Dataset records:
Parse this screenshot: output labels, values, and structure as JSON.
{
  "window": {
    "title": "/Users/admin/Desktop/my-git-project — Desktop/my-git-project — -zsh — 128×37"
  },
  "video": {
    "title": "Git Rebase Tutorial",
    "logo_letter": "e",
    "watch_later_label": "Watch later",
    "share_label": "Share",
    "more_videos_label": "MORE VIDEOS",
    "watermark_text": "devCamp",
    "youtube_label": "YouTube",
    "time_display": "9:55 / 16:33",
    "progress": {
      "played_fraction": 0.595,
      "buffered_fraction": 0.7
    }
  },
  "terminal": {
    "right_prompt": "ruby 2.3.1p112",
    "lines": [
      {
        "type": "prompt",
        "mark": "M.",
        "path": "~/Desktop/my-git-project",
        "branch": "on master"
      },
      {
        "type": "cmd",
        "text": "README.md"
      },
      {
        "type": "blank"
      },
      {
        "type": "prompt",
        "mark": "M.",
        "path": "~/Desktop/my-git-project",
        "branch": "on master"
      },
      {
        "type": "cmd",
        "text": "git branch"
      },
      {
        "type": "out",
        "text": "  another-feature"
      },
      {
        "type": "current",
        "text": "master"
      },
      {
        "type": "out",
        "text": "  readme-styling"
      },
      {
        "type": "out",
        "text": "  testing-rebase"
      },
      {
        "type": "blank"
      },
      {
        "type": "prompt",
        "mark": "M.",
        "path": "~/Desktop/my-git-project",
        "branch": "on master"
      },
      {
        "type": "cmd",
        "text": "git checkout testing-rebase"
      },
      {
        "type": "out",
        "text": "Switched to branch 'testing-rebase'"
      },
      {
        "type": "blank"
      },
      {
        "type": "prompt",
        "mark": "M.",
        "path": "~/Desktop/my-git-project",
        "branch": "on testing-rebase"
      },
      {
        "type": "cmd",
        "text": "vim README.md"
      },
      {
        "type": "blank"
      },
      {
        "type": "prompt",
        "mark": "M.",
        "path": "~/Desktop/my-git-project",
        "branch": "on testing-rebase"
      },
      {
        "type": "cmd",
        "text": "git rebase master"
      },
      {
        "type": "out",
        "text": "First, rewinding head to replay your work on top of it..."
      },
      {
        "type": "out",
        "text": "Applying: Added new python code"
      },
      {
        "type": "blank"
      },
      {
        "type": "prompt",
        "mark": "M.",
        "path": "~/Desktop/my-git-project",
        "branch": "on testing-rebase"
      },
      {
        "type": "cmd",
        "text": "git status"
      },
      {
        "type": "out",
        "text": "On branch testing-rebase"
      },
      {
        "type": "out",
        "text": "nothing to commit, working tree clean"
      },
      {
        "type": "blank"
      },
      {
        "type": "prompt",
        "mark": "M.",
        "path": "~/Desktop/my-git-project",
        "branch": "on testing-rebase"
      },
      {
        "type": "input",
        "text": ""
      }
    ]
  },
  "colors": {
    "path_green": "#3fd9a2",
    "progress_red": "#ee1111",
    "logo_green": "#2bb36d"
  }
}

Task details:
Your task is to repeat each line of the material exactly.

Exercise response:
Parse this screenshot: output labels, values, and structure as JSON.
{
  "window": {
    "title": "/Users/admin/Desktop/my-git-project — Desktop/my-git-project — -zsh — 128×37"
  },
  "video": {
    "title": "Git Rebase Tutorial",
    "logo_letter": "e",
    "watch_later_label": "Watch later",
    "share_label": "Share",
    "more_videos_label": "MORE VIDEOS",
    "watermark_text": "devCamp",
    "youtube_label": "YouTube",
    "time_display": "9:55 / 16:33",
    "progress": {
      "played_fraction": 0.595,
      "buffered_fraction": 0.7
    }
  },
  "terminal": {
    "right_prompt": "ruby 2.3.1p112",
    "lines": [
      {
        "type": "prompt",
        "mark": "M.",
        "path": "~/Desktop/my-git-project",
        "branch": "on master"
      },
      {
        "type": "cmd",
        "text": "README.md"
      },
      {
        "type": "blank"
      },
      {
        "type": "prompt",
        "mark": "M.",
        "path": "~/Desktop/my-git-project",
        "branch": "on master"
      },
      {
        "type": "cmd",
        "text": "git branch"
      },
      {
        "type": "out",
        "text": "  another-feature"
      },
      {
        "type": "current",
        "text": "master"
      },
      {
        "type": "out",
        "text": "  readme-styling"
      },
      {
        "type": "out",
        "text": "  testing-rebase"
      },
      {
        "type": "blank"
      },
      {
        "type": "prompt",
        "mark": "M.",
        "path": "~/Desktop/my-git-project",
        "branch": "on master"
      },
      {
        "type": "cmd",
        "text": "git checkout testing-rebase"
      },
      {
        "type": "out",
        "text": "Switched to branch 'testing-rebase'"
      },
      {
        "type": "blank"
      },
      {
        "type": "prompt",
        "mark": "M.",
        "path": "~/Desktop/my-git-project",
        "branch": "on testing-rebase"
      },
      {
        "type": "cmd",
        "text": "vim README.md"
      },
      {
        "type": "blank"
      },
      {
        "type": "prompt",
        "mark": "M.",
        "path": "~/Desktop/my-git-project",
        "branch": "on testing-rebase"
      },
      {
        "type": "cmd",
        "text": "git rebase master"
      },
      {
        "type": "out",
        "text": "First, rewinding head to replay your work on top of it..."
      },
      {
        "type": "out",
        "text": "Applying: Added new python code"
      },
      {
        "type": "blank"
      },
      {
        "type": "prompt",
        "mark": "M.",
        "path": "~/Desktop/my-git-project",
        "branch": "on testing-rebase"
      },
      {
        "type": "cmd",
        "text": "git status"
      },
      {
        "type": "out",
        "text": "On branch testing-rebase"
      },
      {
        "type": "out",
        "text": "nothing to commit, working tree clean"
      },
      {
        "type": "blank"
      },
      {
        "type": "prompt",
        "mark": "M.",
        "path": "~/Desktop/my-git-project",
        "branch": "on testing-rebase"
      },
      {
        "type": "input",
        "text": ""
      }
    ]
  },
  "colors": {
    "path_green": "#3fd9a2",
    "progress_red": "#ee1111",
    "logo_green": "#2bb36d"
  }
}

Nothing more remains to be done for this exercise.